Copy every line of the entries that includes the word "Lazy".

Source records
________________________________________

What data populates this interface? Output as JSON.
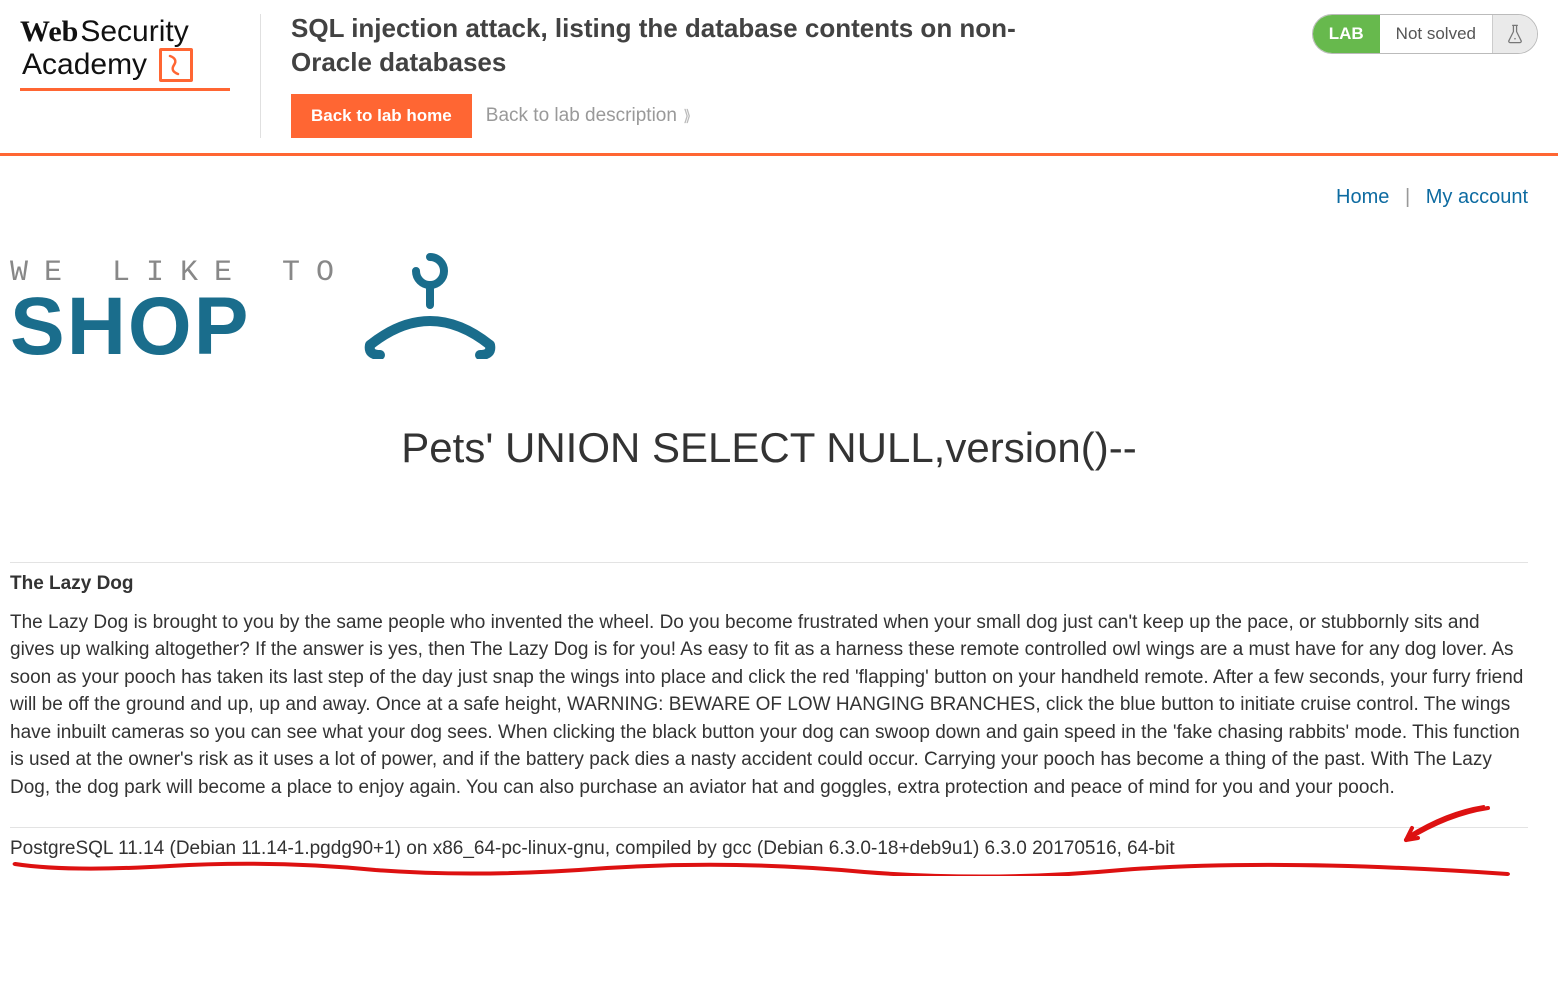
{
  "logo": {
    "line1a": "Web",
    "line1b": "Security",
    "line2": "Academy"
  },
  "lab_title": "SQL injection attack, listing the database contents on non-Oracle databases",
  "buttons": {
    "back_home": "Back to lab home",
    "back_desc": "Back to lab description"
  },
  "badge": {
    "lab": "LAB",
    "status": "Not solved"
  },
  "nav": {
    "home": "Home",
    "account": "My account"
  },
  "banner": {
    "pretitle": "WE LIKE TO",
    "title": "SHOP"
  },
  "page_heading": "Pets' UNION SELECT NULL,version()--",
  "items": [
    {
      "title": "The Lazy Dog",
      "body": "The Lazy Dog is brought to you by the same people who invented the wheel. Do you become frustrated when your small dog just can't keep up the pace, or stubbornly sits and gives up walking altogether? If the answer is yes, then The Lazy Dog is for you! As easy to fit as a harness these remote controlled owl wings are a must have for any dog lover. As soon as your pooch has taken its last step of the day just snap the wings into place and click the red 'flapping' button on your handheld remote. After a few seconds, your furry friend will be off the ground and up, up and away. Once at a safe height, WARNING: BEWARE OF LOW HANGING BRANCHES, click the blue button to initiate cruise control. The wings have inbuilt cameras so you can see what your dog sees. When clicking the black button your dog can swoop down and gain speed in the 'fake chasing rabbits' mode. This function is used at the owner's risk as it uses a lot of power, and if the battery pack dies a nasty accident could occur. Carrying your pooch has become a thing of the past. With The Lazy Dog, the dog park will become a place to enjoy again. You can also purchase an aviator hat and goggles, extra protection and peace of mind for you and your pooch."
    }
  ],
  "db_version": "PostgreSQL 11.14 (Debian 11.14-1.pgdg90+1) on x86_64-pc-linux-gnu, compiled by gcc (Debian 6.3.0-18+deb9u1) 6.3.0 20170516, 64-bit"
}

________________________________________

> TASK RESULT
      "title": "The Lazy Dog",
      "body": "The Lazy Dog is brought to you by the same people who invented the wheel. Do you become frustrated when your small dog just can't keep up the pace, or stubbornly sits and gives up walking altogether? If the answer is yes, then The Lazy Dog is for you! As easy to fit as a harness these remote controlled owl wings are a must have for any dog lover. As soon as your pooch has taken its last step of the day just snap the wings into place and click the red 'flapping' button on your handheld remote. After a few seconds, your furry friend will be off the ground and up, up and away. Once at a safe height, WARNING: BEWARE OF LOW HANGING BRANCHES, click the blue button to initiate cruise control. The wings have inbuilt cameras so you can see what your dog sees. When clicking the black button your dog can swoop down and gain speed in the 'fake chasing rabbits' mode. This function is used at the owner's risk as it uses a lot of power, and if the battery pack dies a nasty accident could occur. Carrying your pooch has become a thing of the past. With The Lazy Dog, the dog park will become a place to enjoy again. You can also purchase an aviator hat and goggles, extra protection and peace of mind for you and your pooch."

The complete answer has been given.